YOUR GOAL ▸ Copy out the entries exactly, from the first line to the last.

INFORMATION PROVIDED ▸
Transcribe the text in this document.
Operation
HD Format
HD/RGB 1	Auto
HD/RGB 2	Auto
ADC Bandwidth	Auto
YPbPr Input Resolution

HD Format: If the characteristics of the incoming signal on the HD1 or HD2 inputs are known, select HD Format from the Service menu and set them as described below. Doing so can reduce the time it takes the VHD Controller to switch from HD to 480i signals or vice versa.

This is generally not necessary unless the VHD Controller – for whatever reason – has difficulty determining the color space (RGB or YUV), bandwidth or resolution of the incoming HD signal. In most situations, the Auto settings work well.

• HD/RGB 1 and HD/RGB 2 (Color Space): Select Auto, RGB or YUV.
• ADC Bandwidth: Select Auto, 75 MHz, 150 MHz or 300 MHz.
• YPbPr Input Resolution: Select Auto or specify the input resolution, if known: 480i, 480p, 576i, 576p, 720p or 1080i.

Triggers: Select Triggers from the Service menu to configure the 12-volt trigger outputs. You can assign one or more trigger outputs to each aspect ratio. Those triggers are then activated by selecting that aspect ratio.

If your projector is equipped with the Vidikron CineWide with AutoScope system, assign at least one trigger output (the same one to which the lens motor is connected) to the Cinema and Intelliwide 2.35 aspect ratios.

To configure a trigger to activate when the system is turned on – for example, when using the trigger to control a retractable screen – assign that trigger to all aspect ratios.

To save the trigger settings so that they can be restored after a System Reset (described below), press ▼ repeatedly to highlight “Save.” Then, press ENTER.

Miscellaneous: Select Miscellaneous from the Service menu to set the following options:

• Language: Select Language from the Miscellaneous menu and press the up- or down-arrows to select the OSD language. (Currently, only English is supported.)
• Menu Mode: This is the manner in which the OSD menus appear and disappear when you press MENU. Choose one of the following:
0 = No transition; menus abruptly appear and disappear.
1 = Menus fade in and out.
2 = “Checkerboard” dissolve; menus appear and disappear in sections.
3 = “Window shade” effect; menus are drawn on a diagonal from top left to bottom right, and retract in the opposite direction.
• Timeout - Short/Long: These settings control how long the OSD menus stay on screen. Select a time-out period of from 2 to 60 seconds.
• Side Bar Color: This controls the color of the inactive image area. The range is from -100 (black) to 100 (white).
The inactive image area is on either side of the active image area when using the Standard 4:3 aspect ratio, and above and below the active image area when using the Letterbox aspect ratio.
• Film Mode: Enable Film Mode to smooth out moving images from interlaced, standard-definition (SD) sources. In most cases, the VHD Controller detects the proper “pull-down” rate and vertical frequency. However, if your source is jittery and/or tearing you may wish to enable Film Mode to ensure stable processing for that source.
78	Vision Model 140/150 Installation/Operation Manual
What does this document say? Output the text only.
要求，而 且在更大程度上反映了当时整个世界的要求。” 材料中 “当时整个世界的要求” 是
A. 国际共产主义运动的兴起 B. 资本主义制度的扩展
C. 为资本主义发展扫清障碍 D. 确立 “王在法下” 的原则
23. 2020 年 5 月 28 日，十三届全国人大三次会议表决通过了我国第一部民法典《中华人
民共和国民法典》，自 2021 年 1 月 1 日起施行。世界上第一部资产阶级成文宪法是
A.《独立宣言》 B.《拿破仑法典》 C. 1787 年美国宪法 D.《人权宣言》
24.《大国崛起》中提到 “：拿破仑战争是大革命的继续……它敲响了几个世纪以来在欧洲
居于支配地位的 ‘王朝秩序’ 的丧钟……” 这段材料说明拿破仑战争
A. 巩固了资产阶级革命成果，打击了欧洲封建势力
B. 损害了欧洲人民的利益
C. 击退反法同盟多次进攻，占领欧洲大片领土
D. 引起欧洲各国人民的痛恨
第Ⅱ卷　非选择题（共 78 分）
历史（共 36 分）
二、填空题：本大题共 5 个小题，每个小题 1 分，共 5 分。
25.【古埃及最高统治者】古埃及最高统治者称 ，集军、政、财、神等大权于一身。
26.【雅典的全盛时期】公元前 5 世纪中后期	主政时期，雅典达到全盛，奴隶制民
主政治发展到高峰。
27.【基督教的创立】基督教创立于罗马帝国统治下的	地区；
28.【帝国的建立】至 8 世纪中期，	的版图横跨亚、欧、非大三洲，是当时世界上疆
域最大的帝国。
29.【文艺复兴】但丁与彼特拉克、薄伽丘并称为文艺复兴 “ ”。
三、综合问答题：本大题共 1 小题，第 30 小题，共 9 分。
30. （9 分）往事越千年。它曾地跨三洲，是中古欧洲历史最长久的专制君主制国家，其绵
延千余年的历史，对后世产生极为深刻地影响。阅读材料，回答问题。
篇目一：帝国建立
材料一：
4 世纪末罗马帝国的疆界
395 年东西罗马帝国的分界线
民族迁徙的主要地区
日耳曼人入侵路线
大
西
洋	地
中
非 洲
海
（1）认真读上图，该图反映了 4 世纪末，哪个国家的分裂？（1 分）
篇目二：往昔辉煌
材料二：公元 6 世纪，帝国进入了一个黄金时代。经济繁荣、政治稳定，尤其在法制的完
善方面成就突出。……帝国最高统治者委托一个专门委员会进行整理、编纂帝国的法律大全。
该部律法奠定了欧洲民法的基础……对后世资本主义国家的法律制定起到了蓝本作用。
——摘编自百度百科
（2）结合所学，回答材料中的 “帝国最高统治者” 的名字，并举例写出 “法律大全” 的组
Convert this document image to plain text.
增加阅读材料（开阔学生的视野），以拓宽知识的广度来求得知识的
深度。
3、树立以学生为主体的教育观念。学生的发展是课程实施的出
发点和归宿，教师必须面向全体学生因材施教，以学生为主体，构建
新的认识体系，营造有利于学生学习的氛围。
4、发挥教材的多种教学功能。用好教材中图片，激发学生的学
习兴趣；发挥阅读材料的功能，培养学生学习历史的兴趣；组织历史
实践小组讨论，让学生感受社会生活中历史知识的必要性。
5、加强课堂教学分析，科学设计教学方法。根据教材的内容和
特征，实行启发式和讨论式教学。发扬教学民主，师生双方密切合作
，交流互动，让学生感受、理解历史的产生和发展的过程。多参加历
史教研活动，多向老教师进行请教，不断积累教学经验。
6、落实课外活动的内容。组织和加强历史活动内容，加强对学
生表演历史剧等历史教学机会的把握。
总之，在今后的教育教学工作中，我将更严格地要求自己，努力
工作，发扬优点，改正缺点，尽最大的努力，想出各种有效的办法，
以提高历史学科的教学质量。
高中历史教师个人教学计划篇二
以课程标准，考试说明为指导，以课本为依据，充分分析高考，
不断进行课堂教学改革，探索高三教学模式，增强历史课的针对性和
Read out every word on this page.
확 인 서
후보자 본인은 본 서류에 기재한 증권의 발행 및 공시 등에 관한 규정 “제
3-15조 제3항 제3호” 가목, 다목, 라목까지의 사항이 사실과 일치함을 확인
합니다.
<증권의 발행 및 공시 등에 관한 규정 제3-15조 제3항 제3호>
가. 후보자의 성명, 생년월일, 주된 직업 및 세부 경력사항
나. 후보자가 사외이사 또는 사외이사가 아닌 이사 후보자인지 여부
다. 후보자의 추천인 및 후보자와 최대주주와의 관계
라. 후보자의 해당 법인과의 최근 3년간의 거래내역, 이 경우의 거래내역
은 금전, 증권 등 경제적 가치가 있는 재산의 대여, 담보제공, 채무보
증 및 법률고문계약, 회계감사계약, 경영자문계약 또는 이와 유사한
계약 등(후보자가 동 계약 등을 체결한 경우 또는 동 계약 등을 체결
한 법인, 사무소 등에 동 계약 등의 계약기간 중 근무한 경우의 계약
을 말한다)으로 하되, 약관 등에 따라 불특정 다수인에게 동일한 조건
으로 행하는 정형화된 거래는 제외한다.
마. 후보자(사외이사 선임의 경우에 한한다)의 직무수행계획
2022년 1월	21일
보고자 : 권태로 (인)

ANSWER ▸
Transcribe the text in this document.
Operation
HD Format
HD/RGB 1	Auto
HD/RGB 2	Auto
ADC Bandwidth	Auto
YPbPr Input Resolution

HD Format: If the characteristics of the incoming signal on the HD1 or HD2 inputs are known, select HD Format from the Service menu and set them as described below. Doing so can reduce the time it takes the VHD Controller to switch from HD to 480i signals or vice versa.

This is generally not necessary unless the VHD Controller – for whatever reason – has difficulty determining the color space (RGB or YUV), bandwidth or resolution of the incoming HD signal. In most situations, the Auto settings work well.

• HD/RGB 1 and HD/RGB 2 (Color Space): Select Auto, RGB or YUV.
• ADC Bandwidth: Select Auto, 75 MHz, 150 MHz or 300 MHz.
• YPbPr Input Resolution: Select Auto or specify the input resolution, if known: 480i, 480p, 576i, 576p, 720p or 1080i.

Triggers: Select Triggers from the Service menu to configure the 12-volt trigger outputs. You can assign one or more trigger outputs to each aspect ratio. Those triggers are then activated by selecting that aspect ratio.

If your projector is equipped with the Vidikron CineWide with AutoScope system, assign at least one trigger output (the same one to which the lens motor is connected) to the Cinema and Intelliwide 2.35 aspect ratios.

To configure a trigger to activate when the system is turned on – for example, when using the trigger to control a retractable screen – assign that trigger to all aspect ratios.

To save the trigger settings so that they can be restored after a System Reset (described below), press ▼ repeatedly to highlight “Save.” Then, press ENTER.

Miscellaneous: Select Miscellaneous from the Service menu to set the following options:

• Language: Select Language from the Miscellaneous menu and press the up- or down-arrows to select the OSD language. (Currently, only English is supported.)
• Menu Mode: This is the manner in which the OSD menus appear and disappear when you press MENU. Choose one of the following:
0 = No transition; menus abruptly appear and disappear.
1 = Menus fade in and out.
2 = “Checkerboard” dissolve; menus appear and disappear in sections.
3 = “Window shade” effect; menus are drawn on a diagonal from top left to bottom right, and retract in the opposite direction.
• Timeout - Short/Long: These settings control how long the OSD menus stay on screen. Select a time-out period of from 2 to 60 seconds.
• Side Bar Color: This controls the color of the inactive image area. The range is from -100 (black) to 100 (white).
The inactive image area is on either side of the active image area when using the Standard 4:3 aspect ratio, and above and below the active image area when using the Letterbox aspect ratio.
• Film Mode: Enable Film Mode to smooth out moving images from interlaced, standard-definition (SD) sources. In most cases, the VHD Controller detects the proper “pull-down” rate and vertical frequency. However, if your source is jittery and/or tearing you may wish to enable Film Mode to ensure stable processing for that source.
78	Vision Model 140/150 Installation/Operation Manual
What does this document say? Output the text only.
要求，而 且在更大程度上反映了当时整个世界的要求。” 材料中 “当时整个世界的要求” 是
A. 国际共产主义运动的兴起 B. 资本主义制度的扩展
C. 为资本主义发展扫清障碍 D. 确立 “王在法下” 的原则
23. 2020 年 5 月 28 日，十三届全国人大三次会议表决通过了我国第一部民法典《中华人
民共和国民法典》，自 2021 年 1 月 1 日起施行。世界上第一部资产阶级成文宪法是
A.《独立宣言》 B.《拿破仑法典》 C. 1787 年美国宪法 D.《人权宣言》
24.《大国崛起》中提到 “：拿破仑战争是大革命的继续……它敲响了几个世纪以来在欧洲
居于支配地位的 ‘王朝秩序’ 的丧钟……” 这段材料说明拿破仑战争
A. 巩固了资产阶级革命成果，打击了欧洲封建势力
B. 损害了欧洲人民的利益
C. 击退反法同盟多次进攻，占领欧洲大片领土
D. 引起欧洲各国人民的痛恨
第Ⅱ卷　非选择题（共 78 分）
历史（共 36 分）
二、填空题：本大题共 5 个小题，每个小题 1 分，共 5 分。
25.【古埃及最高统治者】古埃及最高统治者称 ，集军、政、财、神等大权于一身。
26.【雅典的全盛时期】公元前 5 世纪中后期	主政时期，雅典达到全盛，奴隶制民
主政治发展到高峰。
27.【基督教的创立】基督教创立于罗马帝国统治下的	地区；
28.【帝国的建立】至 8 世纪中期，	的版图横跨亚、欧、非大三洲，是当时世界上疆
域最大的帝国。
29.【文艺复兴】但丁与彼特拉克、薄伽丘并称为文艺复兴 “ ”。
三、综合问答题：本大题共 1 小题，第 30 小题，共 9 分。
30. （9 分）往事越千年。它曾地跨三洲，是中古欧洲历史最长久的专制君主制国家，其绵
延千余年的历史，对后世产生极为深刻地影响。阅读材料，回答问题。
篇目一：帝国建立
材料一：
4 世纪末罗马帝国的疆界
395 年东西罗马帝国的分界线
民族迁徙的主要地区
日耳曼人入侵路线
大
西
洋	地
中
非 洲
海
（1）认真读上图，该图反映了 4 世纪末，哪个国家的分裂？（1 分）
篇目二：往昔辉煌
材料二：公元 6 世纪，帝国进入了一个黄金时代。经济繁荣、政治稳定，尤其在法制的完
善方面成就突出。……帝国最高统治者委托一个专门委员会进行整理、编纂帝国的法律大全。
该部律法奠定了欧洲民法的基础……对后世资本主义国家的法律制定起到了蓝本作用。
——摘编自百度百科
（2）结合所学，回答材料中的 “帝国最高统治者” 的名字，并举例写出 “法律大全” 的组
Convert this document image to plain text.
增加阅读材料（开阔学生的视野），以拓宽知识的广度来求得知识的
深度。
3、树立以学生为主体的教育观念。学生的发展是课程实施的出
发点和归宿，教师必须面向全体学生因材施教，以学生为主体，构建
新的认识体系，营造有利于学生学习的氛围。
4、发挥教材的多种教学功能。用好教材中图片，激发学生的学
习兴趣；发挥阅读材料的功能，培养学生学习历史的兴趣；组织历史
实践小组讨论，让学生感受社会生活中历史知识的必要性。
5、加强课堂教学分析，科学设计教学方法。根据教材的内容和
特征，实行启发式和讨论式教学。发扬教学民主，师生双方密切合作
，交流互动，让学生感受、理解历史的产生和发展的过程。多参加历
史教研活动，多向老教师进行请教，不断积累教学经验。
6、落实课外活动的内容。组织和加强历史活动内容，加强对学
生表演历史剧等历史教学机会的把握。
总之，在今后的教育教学工作中，我将更严格地要求自己，努力
工作，发扬优点，改正缺点，尽最大的努力，想出各种有效的办法，
以提高历史学科的教学质量。
高中历史教师个人教学计划篇二
以课程标准，考试说明为指导，以课本为依据，充分分析高考，
不断进行课堂教学改革，探索高三教学模式，增强历史课的针对性和
Read out every word on this page.
확 인 서
후보자 본인은 본 서류에 기재한 증권의 발행 및 공시 등에 관한 규정 “제
3-15조 제3항 제3호” 가목, 다목, 라목까지의 사항이 사실과 일치함을 확인
합니다.
<증권의 발행 및 공시 등에 관한 규정 제3-15조 제3항 제3호>
가. 후보자의 성명, 생년월일, 주된 직업 및 세부 경력사항
나. 후보자가 사외이사 또는 사외이사가 아닌 이사 후보자인지 여부
다. 후보자의 추천인 및 후보자와 최대주주와의 관계
라. 후보자의 해당 법인과의 최근 3년간의 거래내역, 이 경우의 거래내역
은 금전, 증권 등 경제적 가치가 있는 재산의 대여, 담보제공, 채무보
증 및 법률고문계약, 회계감사계약, 경영자문계약 또는 이와 유사한
계약 등(후보자가 동 계약 등을 체결한 경우 또는 동 계약 등을 체결
한 법인, 사무소 등에 동 계약 등의 계약기간 중 근무한 경우의 계약
을 말한다)으로 하되, 약관 등에 따라 불특정 다수인에게 동일한 조건
으로 행하는 정형화된 거래는 제외한다.
마. 후보자(사외이사 선임의 경우에 한한다)의 직무수행계획
2022년 1월	21일
보고자 : 권태로 (인)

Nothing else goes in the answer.